## Excerpted records
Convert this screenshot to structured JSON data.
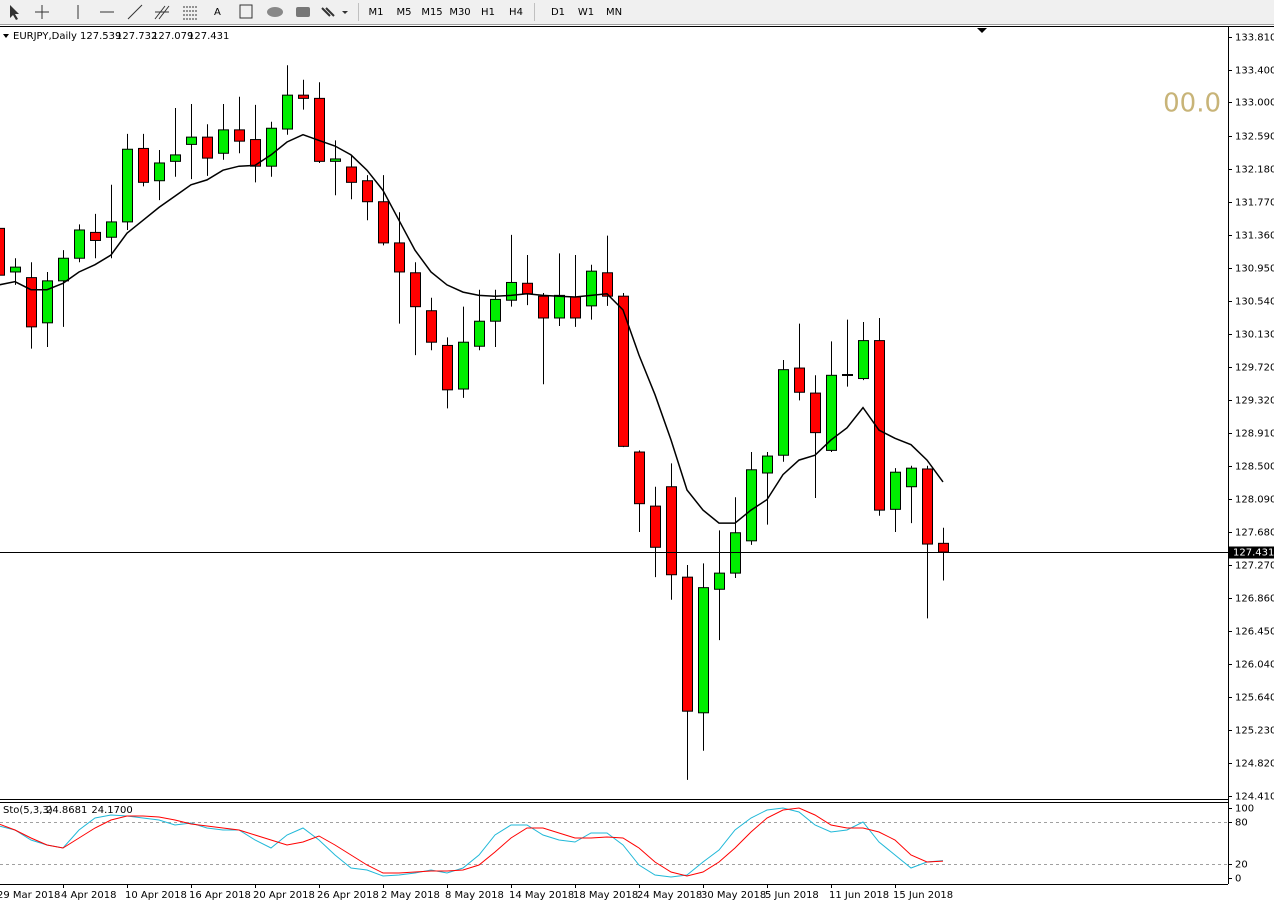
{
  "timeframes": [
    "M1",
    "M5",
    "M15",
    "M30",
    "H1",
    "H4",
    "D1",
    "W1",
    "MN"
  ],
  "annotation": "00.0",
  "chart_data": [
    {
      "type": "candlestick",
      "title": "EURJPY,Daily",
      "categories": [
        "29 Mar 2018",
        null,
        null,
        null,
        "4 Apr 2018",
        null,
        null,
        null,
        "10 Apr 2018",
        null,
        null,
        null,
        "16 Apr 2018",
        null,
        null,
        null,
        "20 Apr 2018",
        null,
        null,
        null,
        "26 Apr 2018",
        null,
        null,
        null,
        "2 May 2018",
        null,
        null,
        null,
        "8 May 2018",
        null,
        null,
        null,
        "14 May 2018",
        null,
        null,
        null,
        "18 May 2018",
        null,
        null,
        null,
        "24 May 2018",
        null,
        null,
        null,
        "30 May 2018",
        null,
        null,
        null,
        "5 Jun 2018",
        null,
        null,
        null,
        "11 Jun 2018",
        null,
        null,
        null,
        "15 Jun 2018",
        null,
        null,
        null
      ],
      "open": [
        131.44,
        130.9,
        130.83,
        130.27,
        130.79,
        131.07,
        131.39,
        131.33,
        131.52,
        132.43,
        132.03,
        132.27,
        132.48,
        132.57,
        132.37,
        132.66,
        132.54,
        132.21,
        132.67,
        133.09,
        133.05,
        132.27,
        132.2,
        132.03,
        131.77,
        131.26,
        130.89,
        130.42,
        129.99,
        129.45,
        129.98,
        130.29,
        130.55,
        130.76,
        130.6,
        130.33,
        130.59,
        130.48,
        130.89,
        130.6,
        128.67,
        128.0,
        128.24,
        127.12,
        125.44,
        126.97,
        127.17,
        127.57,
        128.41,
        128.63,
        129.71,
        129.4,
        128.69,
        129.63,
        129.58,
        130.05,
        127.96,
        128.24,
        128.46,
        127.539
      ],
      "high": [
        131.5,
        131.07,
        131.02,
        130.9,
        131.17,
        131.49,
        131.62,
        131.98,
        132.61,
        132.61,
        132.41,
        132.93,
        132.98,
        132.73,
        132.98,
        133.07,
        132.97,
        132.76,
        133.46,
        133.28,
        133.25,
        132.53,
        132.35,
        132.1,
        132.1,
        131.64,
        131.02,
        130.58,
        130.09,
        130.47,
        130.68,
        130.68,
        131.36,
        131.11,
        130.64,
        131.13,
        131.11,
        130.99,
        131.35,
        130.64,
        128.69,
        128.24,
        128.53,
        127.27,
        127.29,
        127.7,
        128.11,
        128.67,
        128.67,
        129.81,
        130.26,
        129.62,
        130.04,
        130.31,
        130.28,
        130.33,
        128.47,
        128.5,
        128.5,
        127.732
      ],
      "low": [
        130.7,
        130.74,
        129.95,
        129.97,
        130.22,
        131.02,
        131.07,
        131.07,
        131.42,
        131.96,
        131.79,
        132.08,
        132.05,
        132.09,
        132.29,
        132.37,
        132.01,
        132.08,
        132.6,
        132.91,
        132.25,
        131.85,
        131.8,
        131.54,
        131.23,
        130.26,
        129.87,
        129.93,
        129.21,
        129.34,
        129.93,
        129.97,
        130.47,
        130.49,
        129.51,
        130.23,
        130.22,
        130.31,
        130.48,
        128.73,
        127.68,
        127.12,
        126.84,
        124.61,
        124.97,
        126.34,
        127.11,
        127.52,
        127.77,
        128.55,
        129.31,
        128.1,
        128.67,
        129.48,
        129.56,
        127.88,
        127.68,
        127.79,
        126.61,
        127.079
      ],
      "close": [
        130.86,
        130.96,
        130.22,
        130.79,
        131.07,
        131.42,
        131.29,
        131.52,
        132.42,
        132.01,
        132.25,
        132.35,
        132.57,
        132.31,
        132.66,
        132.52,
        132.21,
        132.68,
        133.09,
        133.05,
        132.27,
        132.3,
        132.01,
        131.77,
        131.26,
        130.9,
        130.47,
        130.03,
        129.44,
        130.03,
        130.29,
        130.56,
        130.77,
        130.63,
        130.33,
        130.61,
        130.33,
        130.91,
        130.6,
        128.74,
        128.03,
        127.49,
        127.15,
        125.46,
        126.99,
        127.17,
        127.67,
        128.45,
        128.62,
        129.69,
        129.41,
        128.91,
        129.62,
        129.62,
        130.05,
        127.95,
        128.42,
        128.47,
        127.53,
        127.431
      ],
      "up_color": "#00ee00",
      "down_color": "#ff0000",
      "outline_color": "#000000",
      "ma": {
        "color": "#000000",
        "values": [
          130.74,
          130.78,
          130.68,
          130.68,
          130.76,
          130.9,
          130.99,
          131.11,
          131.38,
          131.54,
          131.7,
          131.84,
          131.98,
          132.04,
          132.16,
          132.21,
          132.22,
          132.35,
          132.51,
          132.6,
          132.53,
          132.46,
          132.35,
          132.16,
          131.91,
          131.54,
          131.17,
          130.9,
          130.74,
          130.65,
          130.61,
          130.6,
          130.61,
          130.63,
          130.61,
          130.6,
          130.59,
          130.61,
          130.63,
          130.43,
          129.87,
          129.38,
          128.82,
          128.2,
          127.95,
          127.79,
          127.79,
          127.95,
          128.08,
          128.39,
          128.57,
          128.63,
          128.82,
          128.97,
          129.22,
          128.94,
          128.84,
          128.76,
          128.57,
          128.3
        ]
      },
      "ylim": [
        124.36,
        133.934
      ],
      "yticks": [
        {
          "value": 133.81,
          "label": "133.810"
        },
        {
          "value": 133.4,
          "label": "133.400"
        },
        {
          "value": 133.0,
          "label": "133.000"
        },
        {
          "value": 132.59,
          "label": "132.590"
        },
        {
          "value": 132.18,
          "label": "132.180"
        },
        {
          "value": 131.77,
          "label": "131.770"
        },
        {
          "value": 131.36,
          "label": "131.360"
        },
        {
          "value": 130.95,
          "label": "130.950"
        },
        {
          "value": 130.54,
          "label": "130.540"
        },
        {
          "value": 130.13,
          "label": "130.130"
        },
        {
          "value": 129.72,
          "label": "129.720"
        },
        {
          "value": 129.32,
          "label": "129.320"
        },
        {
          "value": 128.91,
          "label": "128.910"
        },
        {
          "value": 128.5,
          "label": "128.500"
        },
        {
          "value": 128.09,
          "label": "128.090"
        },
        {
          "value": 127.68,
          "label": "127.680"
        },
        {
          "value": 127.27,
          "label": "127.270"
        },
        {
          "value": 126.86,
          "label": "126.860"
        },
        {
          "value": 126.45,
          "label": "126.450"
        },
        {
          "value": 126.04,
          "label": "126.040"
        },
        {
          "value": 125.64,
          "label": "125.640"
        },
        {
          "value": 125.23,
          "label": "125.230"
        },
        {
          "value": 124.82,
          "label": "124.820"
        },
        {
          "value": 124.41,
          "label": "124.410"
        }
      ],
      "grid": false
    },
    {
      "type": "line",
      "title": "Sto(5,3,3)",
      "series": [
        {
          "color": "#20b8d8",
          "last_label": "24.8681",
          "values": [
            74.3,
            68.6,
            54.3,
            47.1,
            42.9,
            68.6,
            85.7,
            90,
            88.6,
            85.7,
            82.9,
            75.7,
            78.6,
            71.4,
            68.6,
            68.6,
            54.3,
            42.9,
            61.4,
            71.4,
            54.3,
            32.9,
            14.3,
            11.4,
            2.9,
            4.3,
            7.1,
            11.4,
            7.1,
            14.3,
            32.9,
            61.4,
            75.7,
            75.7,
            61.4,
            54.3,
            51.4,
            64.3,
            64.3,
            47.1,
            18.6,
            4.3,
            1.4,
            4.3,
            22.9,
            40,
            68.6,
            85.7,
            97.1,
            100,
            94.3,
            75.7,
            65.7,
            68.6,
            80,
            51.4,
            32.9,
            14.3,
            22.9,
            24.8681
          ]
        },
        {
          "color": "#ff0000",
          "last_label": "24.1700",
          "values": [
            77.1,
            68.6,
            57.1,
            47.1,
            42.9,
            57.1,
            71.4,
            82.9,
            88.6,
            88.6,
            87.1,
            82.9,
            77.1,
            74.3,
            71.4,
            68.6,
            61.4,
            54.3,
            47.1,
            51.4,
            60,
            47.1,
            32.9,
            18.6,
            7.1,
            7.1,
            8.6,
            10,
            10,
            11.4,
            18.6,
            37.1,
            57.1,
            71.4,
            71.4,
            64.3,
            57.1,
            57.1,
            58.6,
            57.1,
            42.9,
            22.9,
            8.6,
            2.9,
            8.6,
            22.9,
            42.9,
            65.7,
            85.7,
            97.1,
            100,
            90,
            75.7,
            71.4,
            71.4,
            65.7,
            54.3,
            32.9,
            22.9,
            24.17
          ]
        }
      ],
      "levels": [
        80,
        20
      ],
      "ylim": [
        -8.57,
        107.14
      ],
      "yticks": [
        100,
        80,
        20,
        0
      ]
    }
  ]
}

* * *

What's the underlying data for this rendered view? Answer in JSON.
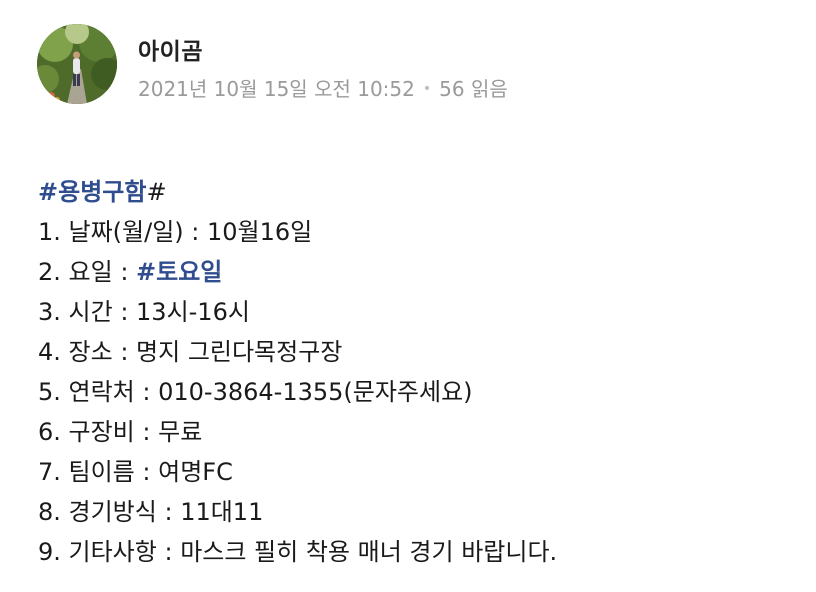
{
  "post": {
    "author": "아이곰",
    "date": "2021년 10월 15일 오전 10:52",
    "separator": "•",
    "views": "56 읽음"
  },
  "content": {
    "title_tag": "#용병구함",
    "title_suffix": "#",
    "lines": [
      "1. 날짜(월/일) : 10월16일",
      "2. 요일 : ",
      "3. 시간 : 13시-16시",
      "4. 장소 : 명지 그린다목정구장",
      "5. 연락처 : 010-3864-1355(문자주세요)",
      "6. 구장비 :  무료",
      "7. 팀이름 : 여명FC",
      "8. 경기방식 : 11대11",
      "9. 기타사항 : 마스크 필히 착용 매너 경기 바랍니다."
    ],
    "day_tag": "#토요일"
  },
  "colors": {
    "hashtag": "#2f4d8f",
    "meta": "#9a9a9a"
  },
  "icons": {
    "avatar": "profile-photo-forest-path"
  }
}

---

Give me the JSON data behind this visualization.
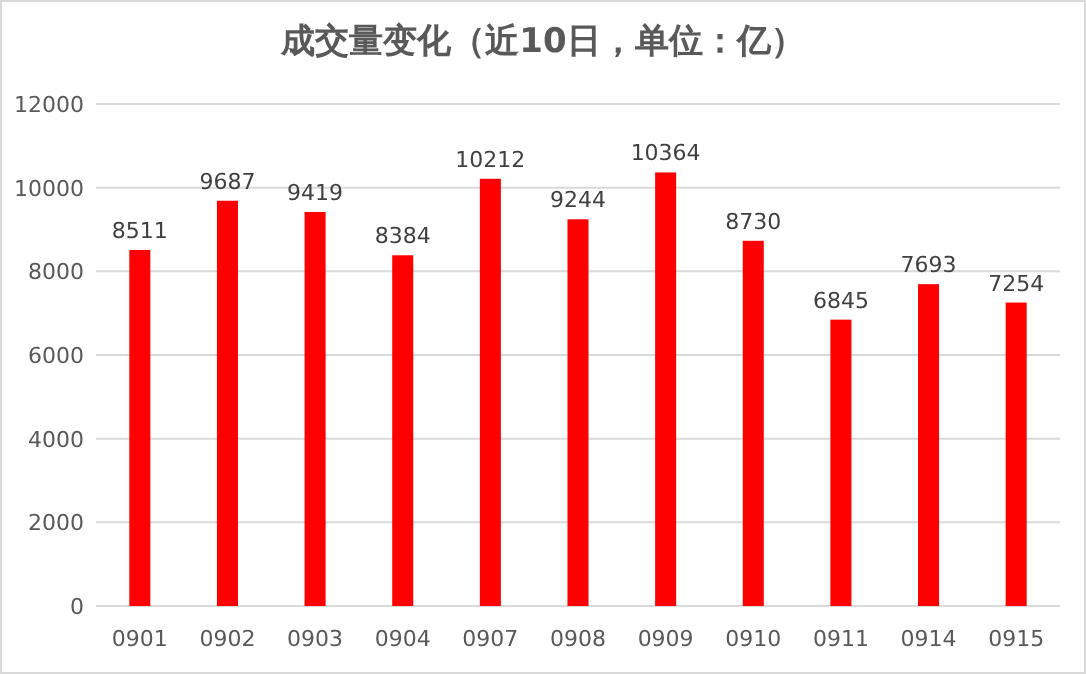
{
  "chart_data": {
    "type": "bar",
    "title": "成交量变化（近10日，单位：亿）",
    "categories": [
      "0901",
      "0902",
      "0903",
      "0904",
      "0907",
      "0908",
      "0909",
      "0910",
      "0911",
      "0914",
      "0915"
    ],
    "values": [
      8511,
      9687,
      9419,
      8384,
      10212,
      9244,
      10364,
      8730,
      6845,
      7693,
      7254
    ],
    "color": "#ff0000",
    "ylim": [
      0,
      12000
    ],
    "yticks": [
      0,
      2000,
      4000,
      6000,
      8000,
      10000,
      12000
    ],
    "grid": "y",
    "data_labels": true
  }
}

## Direction
Search the data for the word "this" and copy each line where it appears.

## Right answer
Convert this screenshot to structured JSON data.
What's the underlying data for this rendered view? Answer in JSON.
Give me the JSON data behind this visualization.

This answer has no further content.